All of the records below must be output exactly, with no pictures carried over.

Start of Material provided

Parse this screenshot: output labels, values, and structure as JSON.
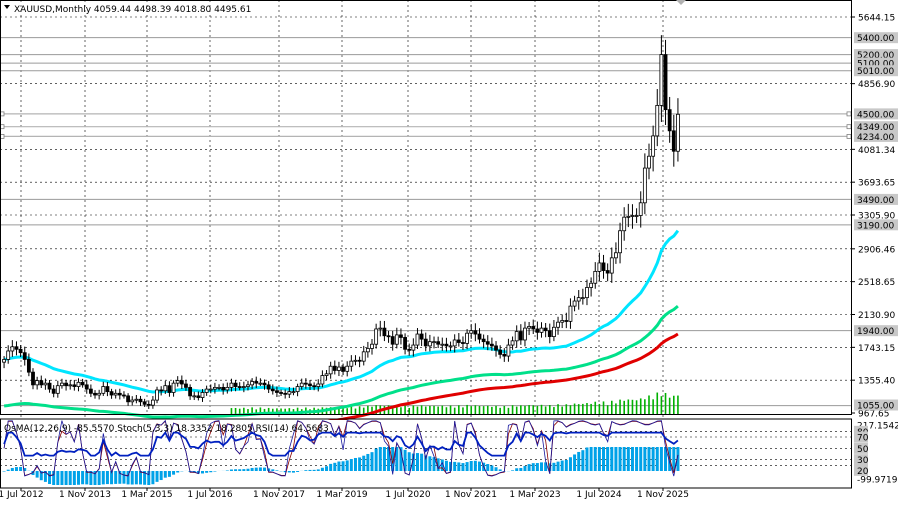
{
  "header": {
    "symbol_line": "XAUUSD,Monthly  4059.44 4498.39 4018.80 4495.61"
  },
  "indicator_header": "OsMA(12,26,9) -85.5570  Stoch(5,3,3) 18.3352 18.2805  RSI(14) 64.5683",
  "colors": {
    "candles": "#000000",
    "ema_fast": "#00e5ff",
    "ema_mid": "#00e08a",
    "ema_slow": "#e00000",
    "volume": "#00b000",
    "osma": "#00a2e8",
    "stoch_main": "#1a1aa0",
    "stoch_signal": "#8a0000",
    "rsi": "#0020c0",
    "level_box": "#b4b4b4"
  },
  "chart_data": {
    "type": "candlestick",
    "symbol": "XAUUSD",
    "timeframe": "Monthly",
    "last_bar": {
      "open": 4059.44,
      "high": 4498.39,
      "low": 4018.8,
      "close": 4495.61
    },
    "price_axis_ticks": [
      5644.15,
      4856.9,
      4081.34,
      3693.65,
      3305.9,
      2906.46,
      2518.65,
      2130.9,
      1743.15,
      1355.4,
      967.65
    ],
    "level_labels": [
      5400.0,
      5200.0,
      5100.0,
      5010.0,
      4500.0,
      4349.0,
      4234.0,
      3490.0,
      3190.0,
      1940.0,
      1055.0
    ],
    "highlighted_levels": [
      4500.0,
      4349.0,
      4234.0
    ],
    "time_axis_labels": [
      "1 Jul 2012",
      "1 Nov 2013",
      "1 Mar 2015",
      "1 Jul 2016",
      "1 Nov 2017",
      "1 Mar 2019",
      "1 Jul 2020",
      "1 Nov 2021",
      "1 Mar 2023",
      "1 Jul 2024",
      "1 Nov 2025"
    ],
    "closes": [
      1600,
      1700,
      1750,
      1720,
      1680,
      1600,
      1450,
      1300,
      1350,
      1300,
      1320,
      1250,
      1200,
      1290,
      1320,
      1290,
      1300,
      1280,
      1330,
      1300,
      1250,
      1200,
      1180,
      1200,
      1280,
      1220,
      1180,
      1200,
      1180,
      1170,
      1100,
      1120,
      1130,
      1100,
      1070,
      1060,
      1120,
      1240,
      1230,
      1290,
      1210,
      1320,
      1350,
      1310,
      1270,
      1170,
      1170,
      1150,
      1210,
      1250,
      1250,
      1270,
      1270,
      1240,
      1270,
      1320,
      1280,
      1270,
      1280,
      1300,
      1340,
      1320,
      1320,
      1300,
      1250,
      1230,
      1210,
      1200,
      1190,
      1220,
      1220,
      1280,
      1320,
      1310,
      1290,
      1280,
      1310,
      1410,
      1430,
      1520,
      1470,
      1510,
      1460,
      1520,
      1580,
      1590,
      1580,
      1690,
      1730,
      1780,
      1960,
      1970,
      1880,
      1870,
      1780,
      1890,
      1860,
      1720,
      1710,
      1770,
      1900,
      1840,
      1760,
      1810,
      1810,
      1780,
      1780,
      1760,
      1760,
      1830,
      1800,
      1790,
      1910,
      1940,
      1900,
      1840,
      1810,
      1780,
      1760,
      1710,
      1660,
      1640,
      1770,
      1820,
      1930,
      1830,
      1970,
      1990,
      1960,
      1920,
      1970,
      1940,
      1870,
      1980,
      2040,
      2060,
      2050,
      2230,
      2290,
      2330,
      2330,
      2450,
      2500,
      2640,
      2740,
      2650,
      2620,
      2800,
      2860,
      3120,
      3280,
      3290,
      3300,
      3300,
      3450,
      3860,
      4000,
      4240,
      4600,
      5200,
      4550,
      4300,
      4059,
      4495
    ],
    "ema_fast_end": 3120,
    "ema_mid_end": 2230,
    "ema_slow_end": 1900,
    "volume_range": [
      0,
      100
    ],
    "indicators": {
      "osma": {
        "params": "12,26,9",
        "value": -85.557
      },
      "stochastic": {
        "params": "5,3,3",
        "main": 18.3352,
        "signal": 18.2805
      },
      "rsi": {
        "params": "14",
        "value": 64.5683
      }
    },
    "indicator_axis_labels": [
      "217.1542",
      "80",
      "70",
      "50",
      "30",
      "20",
      "-99.9719"
    ]
  }
}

End of Material provided

# Response
Parse this screenshot: output labels, values, and structure as JSON.
{
  "header": {
    "symbol_line": "XAUUSD,Monthly  4059.44 4498.39 4018.80 4495.61"
  },
  "indicator_header": "OsMA(12,26,9) -85.5570  Stoch(5,3,3) 18.3352 18.2805  RSI(14) 64.5683",
  "colors": {
    "candles": "#000000",
    "ema_fast": "#00e5ff",
    "ema_mid": "#00e08a",
    "ema_slow": "#e00000",
    "volume": "#00b000",
    "osma": "#00a2e8",
    "stoch_main": "#1a1aa0",
    "stoch_signal": "#8a0000",
    "rsi": "#0020c0",
    "level_box": "#b4b4b4"
  },
  "chart_data": {
    "type": "candlestick",
    "symbol": "XAUUSD",
    "timeframe": "Monthly",
    "last_bar": {
      "open": 4059.44,
      "high": 4498.39,
      "low": 4018.8,
      "close": 4495.61
    },
    "price_axis_ticks": [
      5644.15,
      4856.9,
      4081.34,
      3693.65,
      3305.9,
      2906.46,
      2518.65,
      2130.9,
      1743.15,
      1355.4,
      967.65
    ],
    "level_labels": [
      5400.0,
      5200.0,
      5100.0,
      5010.0,
      4500.0,
      4349.0,
      4234.0,
      3490.0,
      3190.0,
      1940.0,
      1055.0
    ],
    "highlighted_levels": [
      4500.0,
      4349.0,
      4234.0
    ],
    "time_axis_labels": [
      "1 Jul 2012",
      "1 Nov 2013",
      "1 Mar 2015",
      "1 Jul 2016",
      "1 Nov 2017",
      "1 Mar 2019",
      "1 Jul 2020",
      "1 Nov 2021",
      "1 Mar 2023",
      "1 Jul 2024",
      "1 Nov 2025"
    ],
    "closes": [
      1600,
      1700,
      1750,
      1720,
      1680,
      1600,
      1450,
      1300,
      1350,
      1300,
      1320,
      1250,
      1200,
      1290,
      1320,
      1290,
      1300,
      1280,
      1330,
      1300,
      1250,
      1200,
      1180,
      1200,
      1280,
      1220,
      1180,
      1200,
      1180,
      1170,
      1100,
      1120,
      1130,
      1100,
      1070,
      1060,
      1120,
      1240,
      1230,
      1290,
      1210,
      1320,
      1350,
      1310,
      1270,
      1170,
      1170,
      1150,
      1210,
      1250,
      1250,
      1270,
      1270,
      1240,
      1270,
      1320,
      1280,
      1270,
      1280,
      1300,
      1340,
      1320,
      1320,
      1300,
      1250,
      1230,
      1210,
      1200,
      1190,
      1220,
      1220,
      1280,
      1320,
      1310,
      1290,
      1280,
      1310,
      1410,
      1430,
      1520,
      1470,
      1510,
      1460,
      1520,
      1580,
      1590,
      1580,
      1690,
      1730,
      1780,
      1960,
      1970,
      1880,
      1870,
      1780,
      1890,
      1860,
      1720,
      1710,
      1770,
      1900,
      1840,
      1760,
      1810,
      1810,
      1780,
      1780,
      1760,
      1760,
      1830,
      1800,
      1790,
      1910,
      1940,
      1900,
      1840,
      1810,
      1780,
      1760,
      1710,
      1660,
      1640,
      1770,
      1820,
      1930,
      1830,
      1970,
      1990,
      1960,
      1920,
      1970,
      1940,
      1870,
      1980,
      2040,
      2060,
      2050,
      2230,
      2290,
      2330,
      2330,
      2450,
      2500,
      2640,
      2740,
      2650,
      2620,
      2800,
      2860,
      3120,
      3280,
      3290,
      3300,
      3300,
      3450,
      3860,
      4000,
      4240,
      4600,
      5200,
      4550,
      4300,
      4059,
      4495
    ],
    "ema_fast_end": 3120,
    "ema_mid_end": 2230,
    "ema_slow_end": 1900,
    "volume_range": [
      0,
      100
    ],
    "indicators": {
      "osma": {
        "params": "12,26,9",
        "value": -85.557
      },
      "stochastic": {
        "params": "5,3,3",
        "main": 18.3352,
        "signal": 18.2805
      },
      "rsi": {
        "params": "14",
        "value": 64.5683
      }
    },
    "indicator_axis_labels": [
      "217.1542",
      "80",
      "70",
      "50",
      "30",
      "20",
      "-99.9719"
    ]
  }
}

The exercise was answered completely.